* Stated goal *
Each line of the data that includes the string "aree" is to be copied out.

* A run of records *
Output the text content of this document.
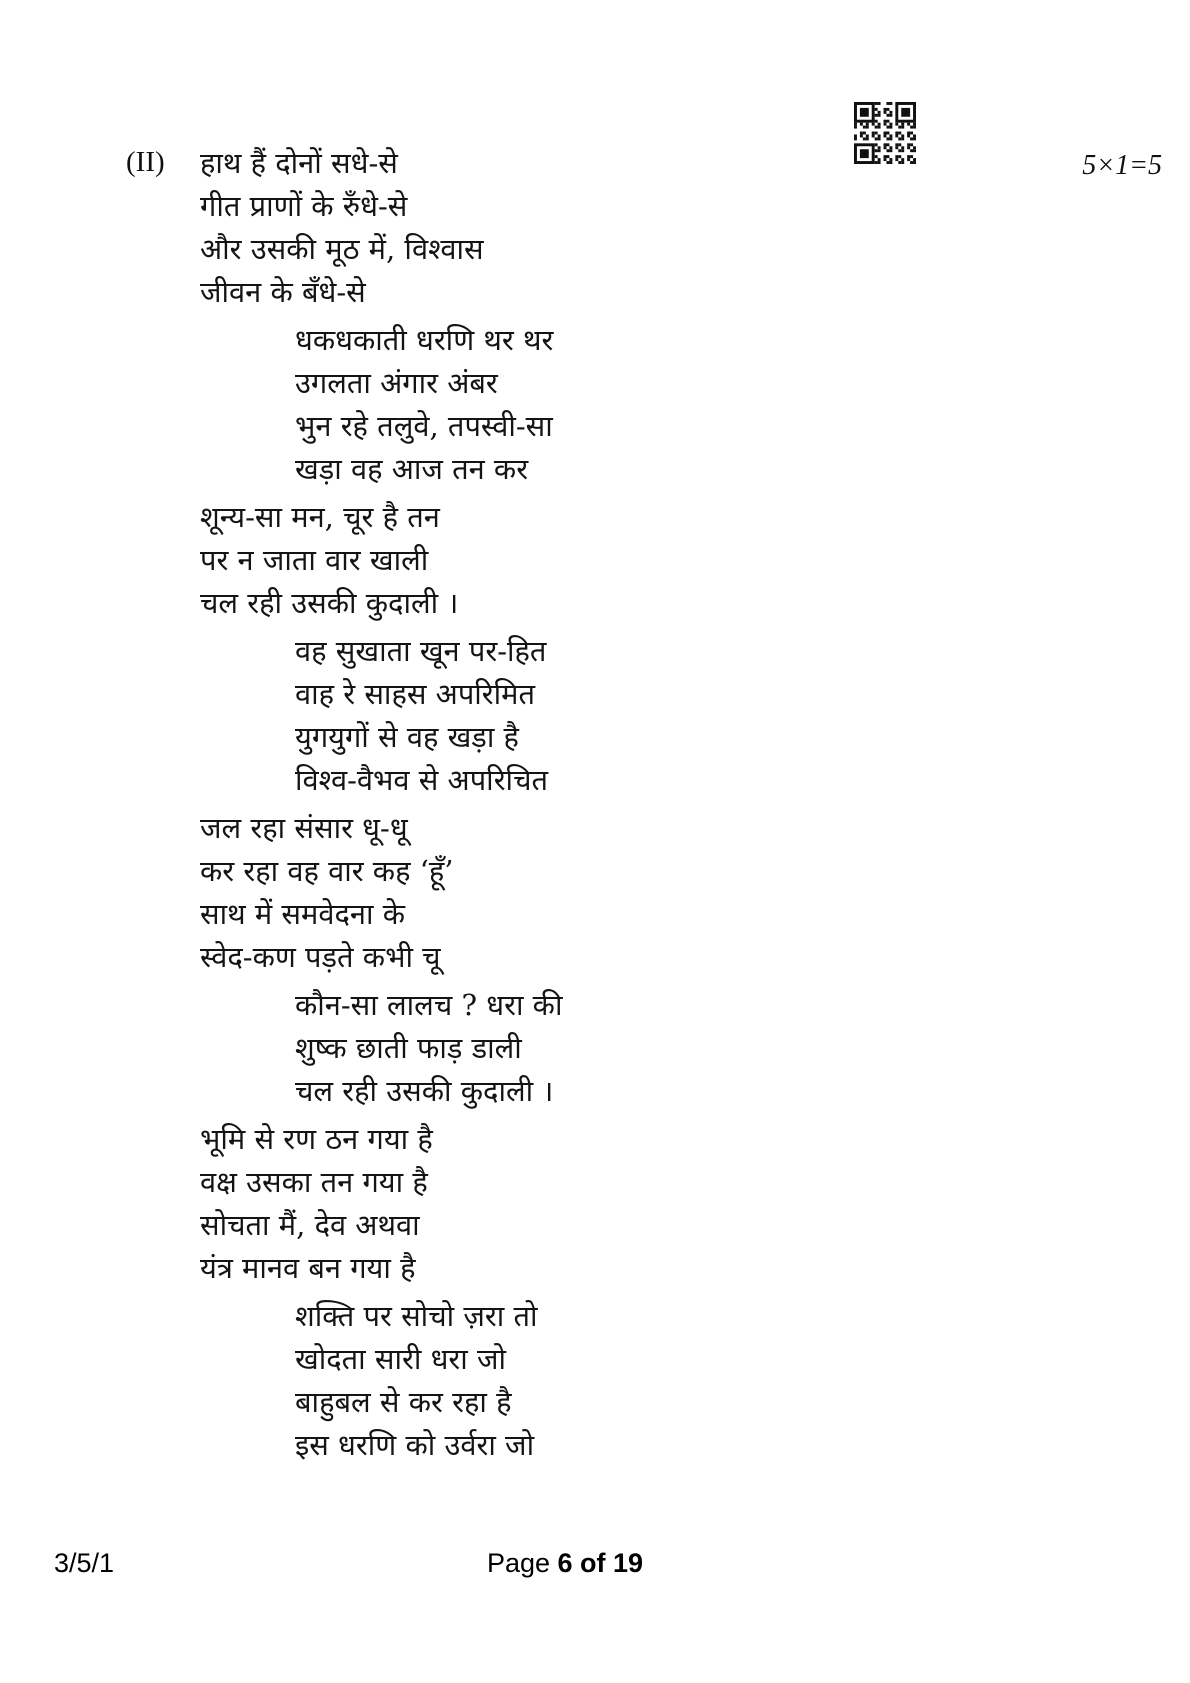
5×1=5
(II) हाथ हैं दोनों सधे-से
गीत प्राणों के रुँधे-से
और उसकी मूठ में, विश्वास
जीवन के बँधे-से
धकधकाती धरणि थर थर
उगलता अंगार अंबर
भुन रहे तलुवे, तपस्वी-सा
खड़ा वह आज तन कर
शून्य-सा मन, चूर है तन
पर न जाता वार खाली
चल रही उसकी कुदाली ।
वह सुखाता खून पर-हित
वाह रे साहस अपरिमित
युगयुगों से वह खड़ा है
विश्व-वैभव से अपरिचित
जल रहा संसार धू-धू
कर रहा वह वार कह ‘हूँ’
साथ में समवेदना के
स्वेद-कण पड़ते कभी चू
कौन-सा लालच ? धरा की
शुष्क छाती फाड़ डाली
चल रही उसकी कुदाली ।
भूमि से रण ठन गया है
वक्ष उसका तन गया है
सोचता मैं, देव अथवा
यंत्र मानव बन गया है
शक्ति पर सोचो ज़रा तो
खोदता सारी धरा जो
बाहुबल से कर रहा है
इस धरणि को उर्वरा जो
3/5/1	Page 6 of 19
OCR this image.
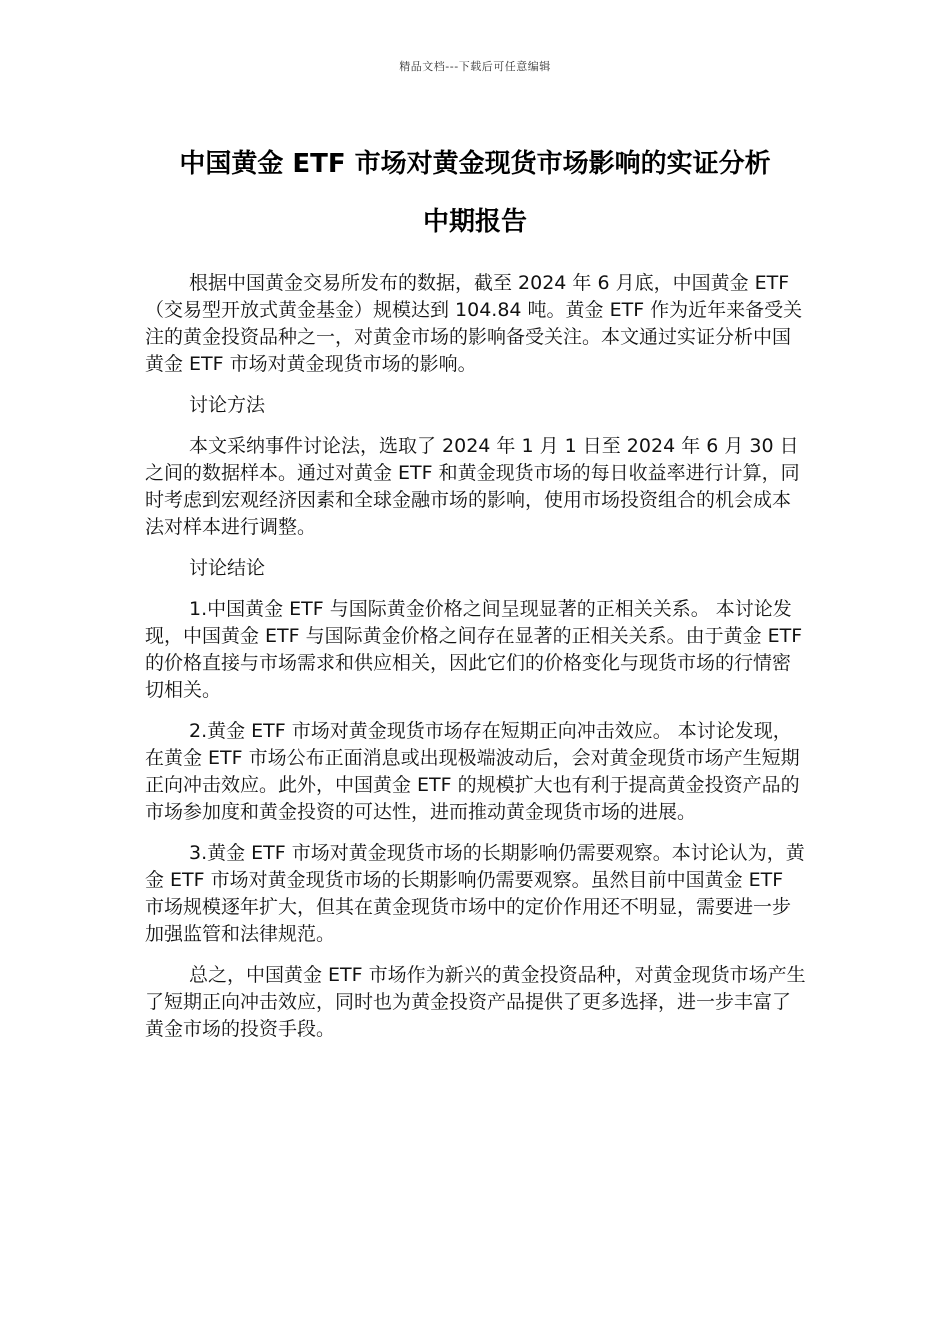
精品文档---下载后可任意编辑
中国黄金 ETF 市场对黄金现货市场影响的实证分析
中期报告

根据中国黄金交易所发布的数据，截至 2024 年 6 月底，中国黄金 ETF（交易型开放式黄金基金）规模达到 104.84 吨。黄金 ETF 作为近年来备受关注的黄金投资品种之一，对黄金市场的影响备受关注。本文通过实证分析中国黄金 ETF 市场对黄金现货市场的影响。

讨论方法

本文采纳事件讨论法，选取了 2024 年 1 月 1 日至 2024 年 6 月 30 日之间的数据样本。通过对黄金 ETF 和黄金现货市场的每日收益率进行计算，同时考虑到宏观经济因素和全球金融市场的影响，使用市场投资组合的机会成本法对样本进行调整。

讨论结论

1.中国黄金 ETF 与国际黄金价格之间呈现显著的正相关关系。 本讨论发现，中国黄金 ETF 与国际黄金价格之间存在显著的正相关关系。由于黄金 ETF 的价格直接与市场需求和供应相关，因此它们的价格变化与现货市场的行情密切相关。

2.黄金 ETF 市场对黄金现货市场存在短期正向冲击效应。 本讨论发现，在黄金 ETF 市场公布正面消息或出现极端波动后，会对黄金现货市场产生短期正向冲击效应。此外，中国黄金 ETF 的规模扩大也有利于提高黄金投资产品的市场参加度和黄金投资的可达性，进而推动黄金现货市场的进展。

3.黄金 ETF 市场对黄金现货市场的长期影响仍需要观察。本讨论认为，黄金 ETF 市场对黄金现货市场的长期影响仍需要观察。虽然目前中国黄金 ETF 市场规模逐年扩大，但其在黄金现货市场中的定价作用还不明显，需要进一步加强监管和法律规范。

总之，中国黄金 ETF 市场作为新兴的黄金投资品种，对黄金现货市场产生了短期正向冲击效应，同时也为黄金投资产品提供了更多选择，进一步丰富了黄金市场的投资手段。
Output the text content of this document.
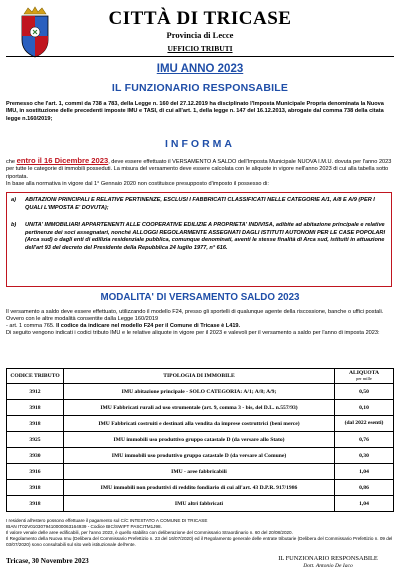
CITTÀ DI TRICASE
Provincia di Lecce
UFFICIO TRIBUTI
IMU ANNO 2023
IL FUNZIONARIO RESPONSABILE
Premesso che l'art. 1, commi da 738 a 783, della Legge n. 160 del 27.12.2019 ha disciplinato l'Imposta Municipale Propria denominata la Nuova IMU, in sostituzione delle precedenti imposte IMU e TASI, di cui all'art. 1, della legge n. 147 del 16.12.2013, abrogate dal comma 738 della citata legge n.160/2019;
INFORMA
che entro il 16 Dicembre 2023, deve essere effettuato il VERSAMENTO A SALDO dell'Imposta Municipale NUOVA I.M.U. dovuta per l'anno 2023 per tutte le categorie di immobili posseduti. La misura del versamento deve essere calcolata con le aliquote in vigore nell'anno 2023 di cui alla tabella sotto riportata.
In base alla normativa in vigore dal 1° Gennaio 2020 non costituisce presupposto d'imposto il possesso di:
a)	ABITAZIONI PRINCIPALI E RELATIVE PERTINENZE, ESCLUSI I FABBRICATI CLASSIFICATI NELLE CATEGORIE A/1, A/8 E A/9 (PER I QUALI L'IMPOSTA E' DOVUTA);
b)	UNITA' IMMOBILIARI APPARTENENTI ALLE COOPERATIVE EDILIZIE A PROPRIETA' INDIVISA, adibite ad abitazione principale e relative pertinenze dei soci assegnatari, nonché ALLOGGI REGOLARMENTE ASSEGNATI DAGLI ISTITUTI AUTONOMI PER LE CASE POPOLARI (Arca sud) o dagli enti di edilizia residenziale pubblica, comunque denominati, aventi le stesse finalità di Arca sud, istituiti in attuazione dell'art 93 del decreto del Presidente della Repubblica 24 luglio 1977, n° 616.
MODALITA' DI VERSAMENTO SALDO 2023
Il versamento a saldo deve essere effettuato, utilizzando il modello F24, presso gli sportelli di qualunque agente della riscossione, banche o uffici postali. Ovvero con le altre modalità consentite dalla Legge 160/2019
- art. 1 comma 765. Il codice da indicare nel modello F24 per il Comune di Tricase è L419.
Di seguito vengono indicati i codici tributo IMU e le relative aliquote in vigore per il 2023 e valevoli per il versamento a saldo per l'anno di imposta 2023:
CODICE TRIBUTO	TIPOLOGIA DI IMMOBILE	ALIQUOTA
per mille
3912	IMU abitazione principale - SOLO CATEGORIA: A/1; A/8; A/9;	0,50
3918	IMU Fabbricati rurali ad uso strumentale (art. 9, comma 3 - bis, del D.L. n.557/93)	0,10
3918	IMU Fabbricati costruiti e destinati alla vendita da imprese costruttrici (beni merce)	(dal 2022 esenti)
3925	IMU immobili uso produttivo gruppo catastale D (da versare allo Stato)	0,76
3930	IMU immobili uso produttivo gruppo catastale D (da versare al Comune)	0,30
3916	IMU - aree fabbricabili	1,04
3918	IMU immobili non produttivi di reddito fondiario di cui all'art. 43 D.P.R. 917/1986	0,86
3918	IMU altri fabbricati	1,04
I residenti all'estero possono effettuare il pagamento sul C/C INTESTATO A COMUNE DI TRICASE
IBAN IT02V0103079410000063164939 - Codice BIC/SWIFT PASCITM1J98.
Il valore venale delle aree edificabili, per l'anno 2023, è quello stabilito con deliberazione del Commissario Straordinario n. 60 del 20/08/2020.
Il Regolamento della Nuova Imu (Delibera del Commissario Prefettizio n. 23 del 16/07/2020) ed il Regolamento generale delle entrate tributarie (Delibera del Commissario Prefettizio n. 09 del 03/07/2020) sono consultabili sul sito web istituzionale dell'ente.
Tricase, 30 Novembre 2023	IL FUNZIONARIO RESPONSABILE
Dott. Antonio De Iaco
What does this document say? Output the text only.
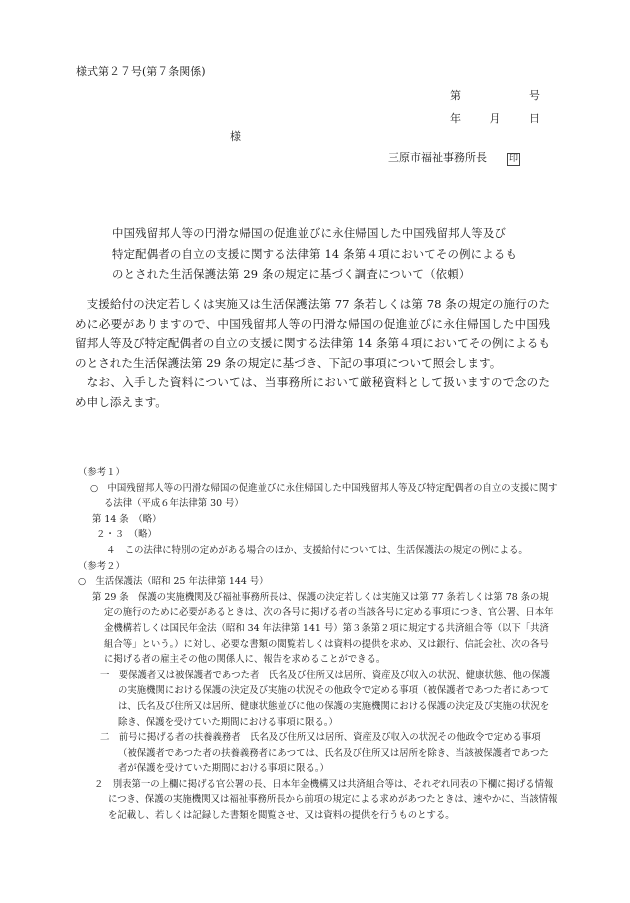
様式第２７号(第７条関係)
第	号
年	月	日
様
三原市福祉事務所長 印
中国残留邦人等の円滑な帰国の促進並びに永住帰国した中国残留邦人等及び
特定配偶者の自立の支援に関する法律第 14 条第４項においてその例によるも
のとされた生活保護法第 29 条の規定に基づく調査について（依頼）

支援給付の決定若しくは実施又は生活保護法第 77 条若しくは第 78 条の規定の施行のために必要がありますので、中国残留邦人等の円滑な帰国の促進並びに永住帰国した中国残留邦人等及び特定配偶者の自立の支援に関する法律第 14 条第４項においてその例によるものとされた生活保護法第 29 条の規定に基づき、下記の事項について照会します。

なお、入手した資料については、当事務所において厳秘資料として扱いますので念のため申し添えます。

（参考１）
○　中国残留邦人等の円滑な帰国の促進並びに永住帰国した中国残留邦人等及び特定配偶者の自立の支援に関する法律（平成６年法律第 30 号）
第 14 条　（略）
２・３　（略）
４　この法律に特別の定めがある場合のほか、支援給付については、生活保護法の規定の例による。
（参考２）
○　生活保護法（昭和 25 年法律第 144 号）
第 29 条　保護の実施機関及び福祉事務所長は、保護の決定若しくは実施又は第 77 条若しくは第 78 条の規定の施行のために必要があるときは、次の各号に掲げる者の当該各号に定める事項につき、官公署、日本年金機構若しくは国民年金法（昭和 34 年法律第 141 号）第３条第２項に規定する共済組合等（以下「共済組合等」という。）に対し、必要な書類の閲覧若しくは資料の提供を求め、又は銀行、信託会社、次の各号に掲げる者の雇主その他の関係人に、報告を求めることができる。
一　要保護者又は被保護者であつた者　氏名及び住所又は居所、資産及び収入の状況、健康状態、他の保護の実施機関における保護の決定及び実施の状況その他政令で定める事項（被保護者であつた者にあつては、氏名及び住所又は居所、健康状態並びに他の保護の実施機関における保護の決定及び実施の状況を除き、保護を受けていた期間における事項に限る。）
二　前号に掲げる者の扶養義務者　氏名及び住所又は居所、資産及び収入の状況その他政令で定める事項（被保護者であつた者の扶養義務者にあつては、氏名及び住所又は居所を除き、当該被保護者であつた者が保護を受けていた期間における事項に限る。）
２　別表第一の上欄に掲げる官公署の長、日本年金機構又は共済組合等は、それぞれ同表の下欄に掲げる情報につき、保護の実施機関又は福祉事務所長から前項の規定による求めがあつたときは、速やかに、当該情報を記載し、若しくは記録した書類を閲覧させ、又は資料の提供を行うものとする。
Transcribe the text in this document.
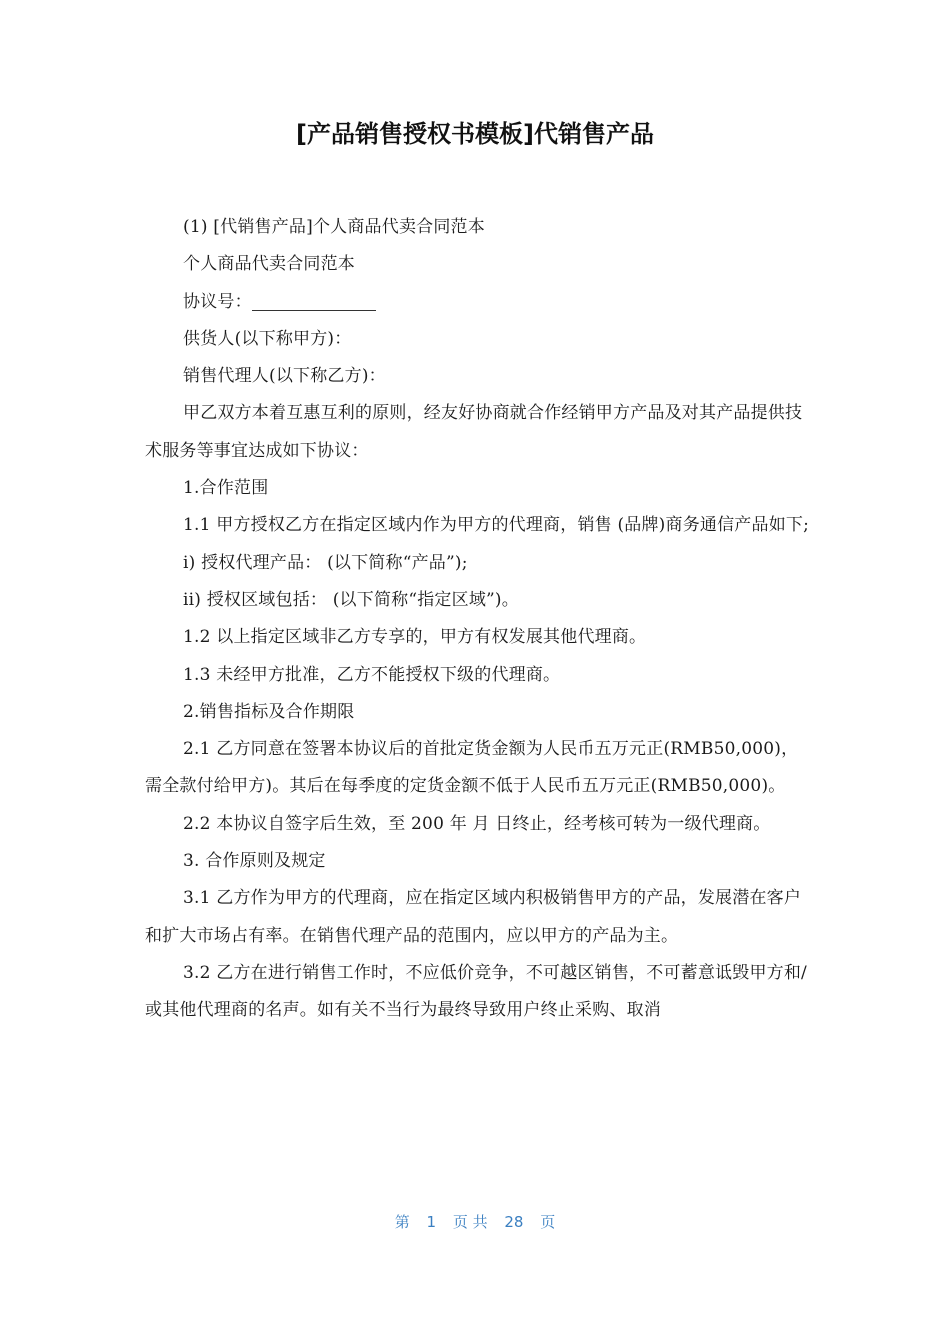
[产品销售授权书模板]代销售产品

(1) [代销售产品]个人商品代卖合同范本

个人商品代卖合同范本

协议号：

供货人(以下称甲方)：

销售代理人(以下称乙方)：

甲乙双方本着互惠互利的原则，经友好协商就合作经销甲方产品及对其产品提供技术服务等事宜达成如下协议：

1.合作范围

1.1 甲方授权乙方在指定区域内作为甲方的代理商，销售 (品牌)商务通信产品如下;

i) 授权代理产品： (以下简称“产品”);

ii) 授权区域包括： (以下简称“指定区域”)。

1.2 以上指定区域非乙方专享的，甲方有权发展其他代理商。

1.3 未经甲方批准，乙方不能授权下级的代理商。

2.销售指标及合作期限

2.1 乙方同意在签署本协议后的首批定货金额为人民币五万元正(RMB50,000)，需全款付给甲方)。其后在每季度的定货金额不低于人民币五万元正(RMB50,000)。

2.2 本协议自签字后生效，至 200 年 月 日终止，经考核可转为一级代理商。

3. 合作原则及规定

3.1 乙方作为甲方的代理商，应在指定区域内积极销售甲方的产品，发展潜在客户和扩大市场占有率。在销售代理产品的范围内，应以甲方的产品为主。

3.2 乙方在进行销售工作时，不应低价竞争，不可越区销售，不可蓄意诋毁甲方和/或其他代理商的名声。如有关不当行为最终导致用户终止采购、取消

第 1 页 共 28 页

* Solved problem *
3916	IMU - aree fabbricabili	1,04
Il valore venale delle aree edificabili, per l'anno 2023, è quello stabilito con deliberazione del Commissario Straordinario n. 60 del 20/08/2020.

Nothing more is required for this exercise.